* **The request**:
Extract all lines in the data that contain the word "from".

::: Material for this exercise :::

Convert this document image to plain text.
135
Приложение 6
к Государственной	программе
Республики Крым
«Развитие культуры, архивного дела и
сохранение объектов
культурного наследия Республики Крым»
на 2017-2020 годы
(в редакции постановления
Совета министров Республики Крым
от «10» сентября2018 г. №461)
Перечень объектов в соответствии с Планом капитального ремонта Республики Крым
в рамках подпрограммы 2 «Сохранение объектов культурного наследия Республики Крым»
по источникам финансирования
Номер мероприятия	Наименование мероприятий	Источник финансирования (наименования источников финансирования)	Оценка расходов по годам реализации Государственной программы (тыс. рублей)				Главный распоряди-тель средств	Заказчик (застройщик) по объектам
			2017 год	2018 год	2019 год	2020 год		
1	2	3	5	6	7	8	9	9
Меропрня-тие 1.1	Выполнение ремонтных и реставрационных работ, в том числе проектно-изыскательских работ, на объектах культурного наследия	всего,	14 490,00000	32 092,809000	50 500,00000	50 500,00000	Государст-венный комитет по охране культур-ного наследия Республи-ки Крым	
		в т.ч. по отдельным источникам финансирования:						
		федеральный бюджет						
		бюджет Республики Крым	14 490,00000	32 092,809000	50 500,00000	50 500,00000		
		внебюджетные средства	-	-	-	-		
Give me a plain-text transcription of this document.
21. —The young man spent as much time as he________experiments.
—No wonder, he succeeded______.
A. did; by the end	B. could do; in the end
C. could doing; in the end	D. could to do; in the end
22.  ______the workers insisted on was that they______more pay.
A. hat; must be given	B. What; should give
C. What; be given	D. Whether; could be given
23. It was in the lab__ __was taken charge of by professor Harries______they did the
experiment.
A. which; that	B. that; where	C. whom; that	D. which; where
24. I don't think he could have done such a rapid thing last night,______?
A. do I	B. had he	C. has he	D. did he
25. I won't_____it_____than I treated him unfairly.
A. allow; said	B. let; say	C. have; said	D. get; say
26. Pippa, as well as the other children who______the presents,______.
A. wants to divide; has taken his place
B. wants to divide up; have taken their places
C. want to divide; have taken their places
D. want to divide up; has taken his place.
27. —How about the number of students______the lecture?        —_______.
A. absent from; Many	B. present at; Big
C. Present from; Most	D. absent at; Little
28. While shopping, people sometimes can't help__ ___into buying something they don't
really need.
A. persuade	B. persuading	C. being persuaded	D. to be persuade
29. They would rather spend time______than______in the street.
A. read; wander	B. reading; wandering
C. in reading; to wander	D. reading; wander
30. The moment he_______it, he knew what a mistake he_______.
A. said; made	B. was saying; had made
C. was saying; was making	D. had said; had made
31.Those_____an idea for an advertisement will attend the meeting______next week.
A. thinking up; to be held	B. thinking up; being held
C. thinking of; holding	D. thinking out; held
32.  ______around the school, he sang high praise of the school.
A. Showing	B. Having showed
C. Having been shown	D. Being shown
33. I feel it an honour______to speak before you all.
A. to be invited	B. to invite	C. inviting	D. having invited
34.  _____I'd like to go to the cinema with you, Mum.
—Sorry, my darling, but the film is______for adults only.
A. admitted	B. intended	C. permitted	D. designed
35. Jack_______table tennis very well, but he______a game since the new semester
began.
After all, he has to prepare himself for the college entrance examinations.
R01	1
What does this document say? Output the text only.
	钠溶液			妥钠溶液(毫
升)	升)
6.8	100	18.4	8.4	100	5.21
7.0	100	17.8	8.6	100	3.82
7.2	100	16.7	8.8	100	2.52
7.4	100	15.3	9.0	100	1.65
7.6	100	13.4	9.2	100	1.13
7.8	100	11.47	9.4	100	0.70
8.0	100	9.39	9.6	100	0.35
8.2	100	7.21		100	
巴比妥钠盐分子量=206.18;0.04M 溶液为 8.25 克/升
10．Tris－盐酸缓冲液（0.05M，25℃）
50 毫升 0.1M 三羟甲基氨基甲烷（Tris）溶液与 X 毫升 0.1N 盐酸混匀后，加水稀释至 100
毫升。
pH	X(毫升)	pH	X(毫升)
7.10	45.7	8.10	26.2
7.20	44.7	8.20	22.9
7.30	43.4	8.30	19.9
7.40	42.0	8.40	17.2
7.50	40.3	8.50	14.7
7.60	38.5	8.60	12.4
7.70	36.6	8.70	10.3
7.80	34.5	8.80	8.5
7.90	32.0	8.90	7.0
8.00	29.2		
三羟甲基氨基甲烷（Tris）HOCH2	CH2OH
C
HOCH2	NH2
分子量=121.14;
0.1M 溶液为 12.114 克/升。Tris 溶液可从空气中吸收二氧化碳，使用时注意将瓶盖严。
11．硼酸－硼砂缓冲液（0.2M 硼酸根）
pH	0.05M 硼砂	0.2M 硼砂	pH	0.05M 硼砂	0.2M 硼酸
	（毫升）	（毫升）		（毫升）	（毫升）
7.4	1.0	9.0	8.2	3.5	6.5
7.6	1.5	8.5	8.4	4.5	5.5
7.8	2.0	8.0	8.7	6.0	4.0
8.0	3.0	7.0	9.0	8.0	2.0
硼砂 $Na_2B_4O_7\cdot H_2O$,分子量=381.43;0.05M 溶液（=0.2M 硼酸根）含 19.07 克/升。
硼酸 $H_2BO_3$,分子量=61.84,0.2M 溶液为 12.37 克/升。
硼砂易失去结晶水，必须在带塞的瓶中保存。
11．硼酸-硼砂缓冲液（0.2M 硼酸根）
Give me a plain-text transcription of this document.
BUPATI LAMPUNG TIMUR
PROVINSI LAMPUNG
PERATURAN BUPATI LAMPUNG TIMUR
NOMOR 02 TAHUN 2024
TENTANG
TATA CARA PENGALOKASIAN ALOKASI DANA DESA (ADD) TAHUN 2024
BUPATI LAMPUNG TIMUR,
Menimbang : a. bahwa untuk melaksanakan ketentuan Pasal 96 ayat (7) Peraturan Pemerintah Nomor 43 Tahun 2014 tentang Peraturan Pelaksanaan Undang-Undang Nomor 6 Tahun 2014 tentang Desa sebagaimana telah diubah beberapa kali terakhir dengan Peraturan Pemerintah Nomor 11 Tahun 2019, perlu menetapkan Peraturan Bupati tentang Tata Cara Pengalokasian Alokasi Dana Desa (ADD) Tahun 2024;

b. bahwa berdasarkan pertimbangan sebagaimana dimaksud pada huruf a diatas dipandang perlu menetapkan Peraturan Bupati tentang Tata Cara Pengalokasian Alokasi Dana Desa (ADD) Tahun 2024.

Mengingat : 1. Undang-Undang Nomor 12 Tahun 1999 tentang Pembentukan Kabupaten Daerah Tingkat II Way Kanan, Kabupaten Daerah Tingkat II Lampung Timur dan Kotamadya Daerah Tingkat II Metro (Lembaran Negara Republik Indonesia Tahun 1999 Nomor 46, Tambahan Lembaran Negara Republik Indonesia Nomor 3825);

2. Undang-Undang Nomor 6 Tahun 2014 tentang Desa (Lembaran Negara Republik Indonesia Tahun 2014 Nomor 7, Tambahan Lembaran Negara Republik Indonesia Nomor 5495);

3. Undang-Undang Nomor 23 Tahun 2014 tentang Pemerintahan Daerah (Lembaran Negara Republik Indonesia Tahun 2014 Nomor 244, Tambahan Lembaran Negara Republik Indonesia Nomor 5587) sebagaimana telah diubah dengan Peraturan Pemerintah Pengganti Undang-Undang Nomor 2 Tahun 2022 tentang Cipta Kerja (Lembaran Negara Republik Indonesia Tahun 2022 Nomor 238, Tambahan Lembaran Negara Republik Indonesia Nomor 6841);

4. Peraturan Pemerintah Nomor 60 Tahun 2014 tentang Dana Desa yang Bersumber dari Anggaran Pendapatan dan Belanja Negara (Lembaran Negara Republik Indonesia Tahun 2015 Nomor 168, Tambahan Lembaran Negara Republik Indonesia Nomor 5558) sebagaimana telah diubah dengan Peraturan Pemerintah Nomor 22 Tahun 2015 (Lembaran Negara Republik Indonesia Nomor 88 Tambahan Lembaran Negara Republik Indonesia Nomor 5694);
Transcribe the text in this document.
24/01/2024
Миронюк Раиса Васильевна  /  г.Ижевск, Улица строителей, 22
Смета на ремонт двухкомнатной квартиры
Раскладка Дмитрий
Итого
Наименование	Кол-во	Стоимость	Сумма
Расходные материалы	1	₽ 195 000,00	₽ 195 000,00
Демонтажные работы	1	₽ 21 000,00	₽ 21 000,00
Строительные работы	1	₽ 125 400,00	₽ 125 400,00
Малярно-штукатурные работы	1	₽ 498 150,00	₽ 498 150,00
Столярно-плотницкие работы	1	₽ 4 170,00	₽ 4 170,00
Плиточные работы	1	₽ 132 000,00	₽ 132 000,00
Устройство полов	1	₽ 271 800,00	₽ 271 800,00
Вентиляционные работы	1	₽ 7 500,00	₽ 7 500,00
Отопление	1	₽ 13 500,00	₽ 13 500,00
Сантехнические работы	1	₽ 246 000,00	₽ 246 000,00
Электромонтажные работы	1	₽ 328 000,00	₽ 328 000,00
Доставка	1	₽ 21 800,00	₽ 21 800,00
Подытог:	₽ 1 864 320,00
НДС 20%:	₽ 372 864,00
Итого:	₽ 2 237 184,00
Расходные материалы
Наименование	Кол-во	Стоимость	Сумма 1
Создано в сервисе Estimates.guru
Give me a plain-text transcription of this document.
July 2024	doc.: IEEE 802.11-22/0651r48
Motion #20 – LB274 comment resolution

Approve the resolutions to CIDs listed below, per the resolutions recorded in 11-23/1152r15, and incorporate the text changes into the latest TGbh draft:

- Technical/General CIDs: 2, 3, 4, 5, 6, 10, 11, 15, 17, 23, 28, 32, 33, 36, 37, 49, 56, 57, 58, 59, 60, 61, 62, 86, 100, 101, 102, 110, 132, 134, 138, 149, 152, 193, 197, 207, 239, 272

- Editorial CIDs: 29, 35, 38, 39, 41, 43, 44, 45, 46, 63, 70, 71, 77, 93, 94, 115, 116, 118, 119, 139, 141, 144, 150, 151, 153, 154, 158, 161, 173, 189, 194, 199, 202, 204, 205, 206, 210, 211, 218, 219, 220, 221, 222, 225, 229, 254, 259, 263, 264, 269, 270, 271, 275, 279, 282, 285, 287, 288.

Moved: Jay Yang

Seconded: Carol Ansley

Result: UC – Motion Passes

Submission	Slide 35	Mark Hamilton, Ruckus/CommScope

:::

* **Task output**:
A. absent from; Many	B. present at; Big
C. Present from; Most	D. absent at; Little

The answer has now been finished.